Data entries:
=-=-=-=-=

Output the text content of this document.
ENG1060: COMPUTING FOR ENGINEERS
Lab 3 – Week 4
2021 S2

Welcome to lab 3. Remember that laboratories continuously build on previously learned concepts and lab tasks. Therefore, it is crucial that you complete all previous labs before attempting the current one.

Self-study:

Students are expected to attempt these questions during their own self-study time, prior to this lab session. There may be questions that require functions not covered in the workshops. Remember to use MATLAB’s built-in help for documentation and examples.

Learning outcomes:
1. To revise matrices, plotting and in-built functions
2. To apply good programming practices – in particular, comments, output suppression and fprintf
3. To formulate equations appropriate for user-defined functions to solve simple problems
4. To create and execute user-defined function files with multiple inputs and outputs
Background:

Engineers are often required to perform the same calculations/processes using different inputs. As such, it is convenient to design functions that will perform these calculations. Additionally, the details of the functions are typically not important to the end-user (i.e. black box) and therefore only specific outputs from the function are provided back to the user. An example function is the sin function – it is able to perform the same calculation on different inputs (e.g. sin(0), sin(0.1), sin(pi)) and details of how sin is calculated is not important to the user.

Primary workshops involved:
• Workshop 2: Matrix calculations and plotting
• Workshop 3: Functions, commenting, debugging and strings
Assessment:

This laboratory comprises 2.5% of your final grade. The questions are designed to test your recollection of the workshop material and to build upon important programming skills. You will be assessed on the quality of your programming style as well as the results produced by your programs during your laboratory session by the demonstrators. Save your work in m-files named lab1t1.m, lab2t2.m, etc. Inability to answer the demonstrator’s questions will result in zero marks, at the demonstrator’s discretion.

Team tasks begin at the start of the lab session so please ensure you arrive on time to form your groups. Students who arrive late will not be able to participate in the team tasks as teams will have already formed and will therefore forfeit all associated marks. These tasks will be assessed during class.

=-=-=-=-=

Restate the whole listing exactly, leaving out nothing.

Output the text content of this document.
ENG1060: COMPUTING FOR ENGINEERS
Lab 3 – Week 4
2021 S2

Welcome to lab 3. Remember that laboratories continuously build on previously learned concepts and lab tasks. Therefore, it is crucial that you complete all previous labs before attempting the current one.

Self-study:

Students are expected to attempt these questions during their own self-study time, prior to this lab session. There may be questions that require functions not covered in the workshops. Remember to use MATLAB’s built-in help for documentation and examples.

Learning outcomes:
1. To revise matrices, plotting and in-built functions
2. To apply good programming practices – in particular, comments, output suppression and fprintf
3. To formulate equations appropriate for user-defined functions to solve simple problems
4. To create and execute user-defined function files with multiple inputs and outputs
Background:

Engineers are often required to perform the same calculations/processes using different inputs. As such, it is convenient to design functions that will perform these calculations. Additionally, the details of the functions are typically not important to the end-user (i.e. black box) and therefore only specific outputs from the function are provided back to the user. An example function is the sin function – it is able to perform the same calculation on different inputs (e.g. sin(0), sin(0.1), sin(pi)) and details of how sin is calculated is not important to the user.

Primary workshops involved:
• Workshop 2: Matrix calculations and plotting
• Workshop 3: Functions, commenting, debugging and strings
Assessment:

This laboratory comprises 2.5% of your final grade. The questions are designed to test your recollection of the workshop material and to build upon important programming skills. You will be assessed on the quality of your programming style as well as the results produced by your programs during your laboratory session by the demonstrators. Save your work in m-files named lab1t1.m, lab2t2.m, etc. Inability to answer the demonstrator’s questions will result in zero marks, at the demonstrator’s discretion.

Team tasks begin at the start of the lab session so please ensure you arrive on time to form your groups. Students who arrive late will not be able to participate in the team tasks as teams will have already formed and will therefore forfeit all associated marks. These tasks will be assessed during class.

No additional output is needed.